**What is required**
Reproduce the data below line for line, keeping every character unchanged.

**Material to process**
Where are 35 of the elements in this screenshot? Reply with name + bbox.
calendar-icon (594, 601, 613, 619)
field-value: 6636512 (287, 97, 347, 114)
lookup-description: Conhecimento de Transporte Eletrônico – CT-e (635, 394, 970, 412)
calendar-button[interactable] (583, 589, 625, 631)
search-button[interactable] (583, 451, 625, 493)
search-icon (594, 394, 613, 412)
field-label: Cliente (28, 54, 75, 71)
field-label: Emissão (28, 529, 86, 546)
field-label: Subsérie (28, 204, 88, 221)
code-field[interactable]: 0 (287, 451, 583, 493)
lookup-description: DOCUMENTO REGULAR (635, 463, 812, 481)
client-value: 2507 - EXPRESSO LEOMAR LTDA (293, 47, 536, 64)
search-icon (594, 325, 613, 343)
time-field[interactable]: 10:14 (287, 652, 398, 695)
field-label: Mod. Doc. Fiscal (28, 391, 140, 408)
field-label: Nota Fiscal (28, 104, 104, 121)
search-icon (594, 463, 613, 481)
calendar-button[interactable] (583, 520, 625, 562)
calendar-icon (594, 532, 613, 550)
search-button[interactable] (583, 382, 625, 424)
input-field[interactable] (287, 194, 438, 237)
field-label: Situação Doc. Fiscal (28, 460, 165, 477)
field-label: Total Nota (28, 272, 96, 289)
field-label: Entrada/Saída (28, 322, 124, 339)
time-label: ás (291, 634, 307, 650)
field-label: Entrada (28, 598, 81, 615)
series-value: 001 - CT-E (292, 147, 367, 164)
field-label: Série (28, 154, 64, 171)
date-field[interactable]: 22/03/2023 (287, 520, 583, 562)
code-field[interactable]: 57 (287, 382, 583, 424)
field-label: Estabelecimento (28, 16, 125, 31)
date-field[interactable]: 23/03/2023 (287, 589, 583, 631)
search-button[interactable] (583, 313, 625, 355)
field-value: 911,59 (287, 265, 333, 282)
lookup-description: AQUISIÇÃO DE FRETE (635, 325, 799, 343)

**Result of this exercise**
Where are 35 of the elements in this screenshot? Reply with name + bbox.
calendar-icon (594, 601, 613, 619)
field-value: 6636512 (287, 97, 347, 114)
lookup-description: Conhecimento de Transporte Eletrônico – CT-e (635, 394, 970, 412)
calendar-button[interactable] (583, 589, 625, 631)
search-button[interactable] (583, 451, 625, 493)
search-icon (594, 394, 613, 412)
field-label: Cliente (28, 54, 75, 71)
field-label: Emissão (28, 529, 86, 546)
field-label: Subsérie (28, 204, 88, 221)
code-field[interactable]: 0 (287, 451, 583, 493)
lookup-description: DOCUMENTO REGULAR (635, 463, 812, 481)
client-value: 2507 - EXPRESSO LEOMAR LTDA (293, 47, 536, 64)
search-icon (594, 325, 613, 343)
time-field[interactable]: 10:14 (287, 652, 398, 695)
field-label: Mod. Doc. Fiscal (28, 391, 140, 408)
field-label: Nota Fiscal (28, 104, 104, 121)
search-icon (594, 463, 613, 481)
calendar-button[interactable] (583, 520, 625, 562)
calendar-icon (594, 532, 613, 550)
search-button[interactable] (583, 382, 625, 424)
input-field[interactable] (287, 194, 438, 237)
field-label: Situação Doc. Fiscal (28, 460, 165, 477)
field-label: Total Nota (28, 272, 96, 289)
field-label: Entrada/Saída (28, 322, 124, 339)
time-label: ás (291, 634, 307, 650)
field-label: Entrada (28, 598, 81, 615)
series-value: 001 - CT-E (292, 147, 367, 164)
field-label: Série (28, 154, 64, 171)
date-field[interactable]: 22/03/2023 (287, 520, 583, 562)
code-field[interactable]: 57 (287, 382, 583, 424)
field-label: Estabelecimento (28, 16, 125, 31)
date-field[interactable]: 23/03/2023 (287, 589, 583, 631)
search-button[interactable] (583, 313, 625, 355)
field-value: 911,59 (287, 265, 333, 282)
lookup-description: AQUISIÇÃO DE FRETE (635, 325, 799, 343)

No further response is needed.